■ DOCUMENTO DI PARTENZA:
**********

L’organizzazione aziendale degli ultimi decenni ha preso in considerazione e ha tentato di attuare diversi approcci per rispondere all’evoluzione delle attese del Cliente (efficacia operativa), salvaguardando l’efficienza operativa (l’aspetto economico connesso alla risposta a tali attese): dal Total Quality Management alla Lean Organization, alle numerose e diverse metodologie di lavoro che discendono da queste due filosofie organizzative. Ora, due articoli interessanti ripropongono il tema dell’adeguamento organizzativo, sotto la spinta di una innovazione “elevata” imposta dal mercato (società ed economia globale) e dalle nuove problematiche emergenti.

Secondo una ricerca di Deloitte (“The new organization different by design”) su 7.000 Business e HR leader di 130 paesi:

  • L’82% ha in corso o ha completato una riorganizzazione aziendale
  • Il 92% ritiene che la riprogettazione del modo di lavoro costituisca una sfida chiave.

L’innovazione imposta oggi dal mercato è superiore alla capacità attuale di risposta delle aziende, in quanto frenata dalla loro cultura e leadership. Sono fattori frenanti i limiti culturali e strutturali quali:

  • Burocrazia, gerarchia, controllo, resistenza al cambiamento, mentalità a compartimenti stagni, accettazione passiva delle decisioni del livello superiore, focalizzazione al breve termine;

mentre occorrerebbe:

  • Motivazione, collaborazione, senso di responsabilità; processi e sistemi estremamente semplificati e smart, orientamento all’apprendimento e al miglioramento continuo, comunicazione aperta, riconoscimento per l’impegno dei dipendenti, attenzione alla soddisfazione di clienti e stakeholders. Insomma, partecipazione allo sviluppo dell’impresa (“modello Aequacy di Asterys”) e valori di supporto quali: fiducia, accountability, partenership, apprendimento continuo.

**********

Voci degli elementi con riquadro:
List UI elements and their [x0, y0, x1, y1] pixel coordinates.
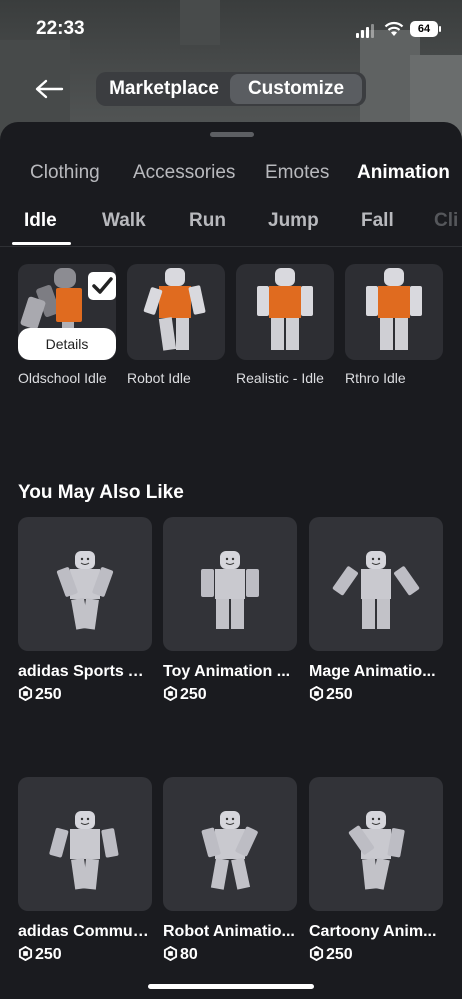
details-button[interactable]: Details	[18, 328, 116, 360]
subtab-jump[interactable]: Jump	[268, 210, 319, 232]
battery-icon: 64	[410, 21, 441, 37]
price-value: 250	[326, 686, 353, 703]
equipped-checkmark-icon	[88, 272, 116, 300]
item-name: Mage Animatio...	[309, 663, 436, 680]
top-bar: Marketplace Customize	[0, 70, 462, 110]
avatar-image	[143, 268, 206, 351]
tab-emotes[interactable]: Emotes	[265, 162, 329, 184]
price-value: 250	[326, 946, 353, 963]
robux-icon	[18, 946, 33, 961]
item-thumbnail[interactable]	[309, 517, 443, 651]
home-indicator[interactable]	[148, 984, 314, 989]
item-name: Robot Animatio...	[163, 923, 295, 940]
tab-animation[interactable]: Animation	[357, 162, 450, 184]
item-thumbnail[interactable]	[18, 777, 152, 911]
subtab-selected-indicator	[12, 242, 71, 245]
item-name: adidas Commun...	[18, 923, 152, 940]
item-label: Robot Idle	[127, 370, 191, 386]
robux-icon	[18, 686, 33, 701]
owned-animations-row: Details Oldschool Idle Robot Idle Realis…	[0, 264, 462, 394]
item-thumbnail[interactable]	[127, 264, 225, 360]
customize-sheet: Clothing Accessories Emotes Animation Id…	[0, 122, 462, 999]
price-value: 250	[35, 686, 62, 703]
item-price: 250	[309, 946, 443, 964]
status-time: 22:33	[36, 18, 85, 39]
segment-customize[interactable]: Customize	[230, 74, 362, 104]
wifi-icon	[384, 21, 404, 36]
robux-icon	[163, 946, 178, 961]
recommended-item-card[interactable]: Cartoony Anim... 250	[309, 777, 443, 964]
recommended-item-card[interactable]: Mage Animatio... 250	[309, 517, 443, 704]
sheet-grab-handle[interactable]	[210, 132, 254, 137]
avatar-image	[332, 551, 420, 629]
price-value: 80	[180, 946, 198, 963]
item-thumbnail[interactable]	[163, 517, 297, 651]
section-title: You May Also Like	[18, 482, 184, 503]
cellular-signal-icon	[356, 24, 376, 38]
item-thumbnail[interactable]	[309, 777, 443, 911]
item-thumbnail[interactable]: Details	[18, 264, 116, 360]
subtab-climb[interactable]: Cli	[434, 210, 458, 232]
category-tabs: Clothing Accessories Emotes Animation	[0, 162, 462, 192]
subtab-walk[interactable]: Walk	[102, 210, 146, 232]
owned-item[interactable]: Rthro Idle	[345, 264, 443, 386]
recommended-item-card[interactable]: Robot Animatio... 80	[163, 777, 297, 964]
price-value: 250	[180, 686, 207, 703]
avatar-image	[348, 811, 405, 890]
item-thumbnail[interactable]	[163, 777, 297, 911]
avatar-image	[366, 268, 422, 350]
item-thumbnail[interactable]	[236, 264, 334, 360]
item-name: Toy Animation ...	[163, 663, 291, 680]
item-price: 250	[309, 686, 443, 704]
item-label: Realistic - Idle	[236, 370, 324, 386]
segment-marketplace[interactable]: Marketplace	[100, 72, 228, 106]
item-name: adidas Sports A...	[18, 663, 152, 680]
avatar-image	[201, 551, 259, 629]
tab-clothing[interactable]: Clothing	[30, 162, 100, 184]
subtab-fall[interactable]: Fall	[361, 210, 394, 232]
item-price: 80	[163, 946, 297, 964]
item-price: 250	[18, 946, 152, 964]
robux-icon	[163, 686, 178, 701]
item-name: Cartoony Anim...	[309, 923, 437, 940]
robux-icon	[309, 946, 324, 961]
avatar-image	[257, 268, 313, 350]
avatar-image	[49, 811, 119, 890]
mode-segmented-control: Marketplace Customize	[96, 72, 366, 106]
subtab-run[interactable]: Run	[189, 210, 226, 232]
recommended-item-card[interactable]: adidas Commun... 250	[18, 777, 152, 964]
tab-accessories[interactable]: Accessories	[133, 162, 235, 184]
price-value: 250	[35, 946, 62, 963]
item-price: 250	[18, 686, 152, 704]
avatar-image	[56, 551, 114, 630]
owned-item[interactable]: Realistic - Idle	[236, 264, 334, 386]
owned-item[interactable]: Robot Idle	[127, 264, 225, 386]
recommended-item-card[interactable]: Toy Animation ... 250	[163, 517, 297, 704]
item-price: 250	[163, 686, 297, 704]
recommended-item-card[interactable]: adidas Sports A... 250	[18, 517, 152, 704]
robux-icon	[309, 686, 324, 701]
subtab-idle[interactable]: Idle	[24, 210, 57, 232]
avatar-image	[201, 811, 258, 890]
arrow-left-icon[interactable]	[34, 78, 64, 100]
item-thumbnail[interactable]	[18, 517, 152, 651]
item-thumbnail[interactable]	[345, 264, 443, 360]
item-label: Oldschool Idle	[18, 370, 107, 386]
owned-item[interactable]: Details Oldschool Idle	[18, 264, 116, 386]
status-bar: 22:33 64	[0, 18, 462, 42]
item-label: Rthro Idle	[345, 370, 406, 386]
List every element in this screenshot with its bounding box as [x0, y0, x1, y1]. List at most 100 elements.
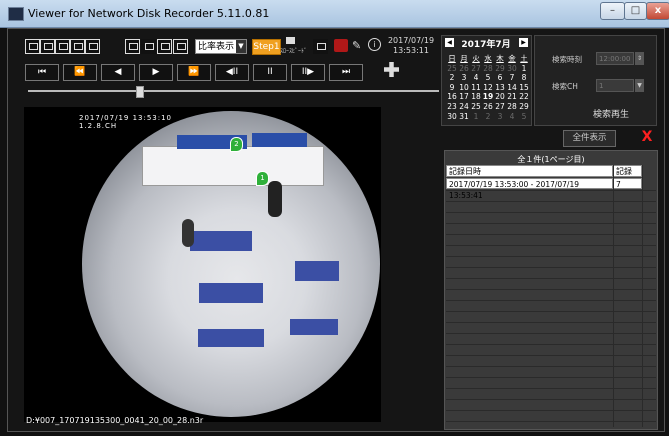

**********

■ COSA SI CHIEDE:
**A.** Ricopia tali e quali le righe del materiale di lavoro: comincia da quella che contiene "328, 116, 360]" e fermati dopo quella che contiene "946, 33, 961]".
**B.** Prosegui il testo sull'adeguamento organizzativo delle aziende a partire dal punto in cui si ferma.

■ RISPOSTE PER COMPITO:
**A.**
details-button[interactable]: Details	[18, 328, 116, 360]
subtab-jump[interactable]: Jump	[268, 210, 319, 232]
battery-icon: 64	[410, 21, 441, 37]
price-value: 250	[326, 686, 353, 703]
equipped-checkmark-icon	[88, 272, 116, 300]
item-name: Mage Animatio...	[309, 663, 436, 680]
top-bar: Marketplace Customize	[0, 70, 462, 110]
avatar-image	[143, 268, 206, 351]
tab-emotes[interactable]: Emotes	[265, 162, 329, 184]
price-value: 250	[326, 946, 353, 963]
robux-icon	[18, 946, 33, 961]

**B.**
Questa cultura e atteggiamento dovrebbero scaturire dalla evoluzione dell’organizzazione aziendale da quella attuale di “tipo piramidale”, a una che vede le decisioni non tanto provenienti dal vertice, ma da un team che:

  • Condivida e coordini i principi guida e i valori aziendali
  • Sviluppi la collaborazione sia infra che inter team auto-organizzati
  • Operi attuando un rapporto è di uguaglianza e non di subordinazione, in modo tale che:

o La partnership sostituisca la leadership

o Il coordinamento delle attività si basi su rapporti paritari e non gerarchici

o La consapevolezza sia a livello di sistema

o I team siano in grado di auto-organizzarsi, senza supervisione manageriale e abbiano libero accesso alle informazioni necessarie per operare in ottica aziendale e assumere anche la responsabilità finanziaria.

Così operando, i componenti dei team acquisiscono fiducia nelle loro capacità e sono in grado di lavorare in autonomia decisionale ovunque e pari grado, promuovendo gli scopi societari.

Questo modello organizzativo significa abbandono della attuale gerarchia aziendale per una forma di auto-organizzazione (in team), di “organizzazione radiale tra pari”, che promuove lo spirito imprenditoriale di ogni dipendente, il valore del merito, la responsabilità reciproca fra i componenti del team e nei confronti dell’azienda, la velocità e la autonomia decisionale senza una funzione di controllo formalmente istituita. La fiducia ha preso il posto del controllo.

Utopia?

È innegabile la diffidenza degli HR, almeno di quelli italiani, per questo modello organizzativo.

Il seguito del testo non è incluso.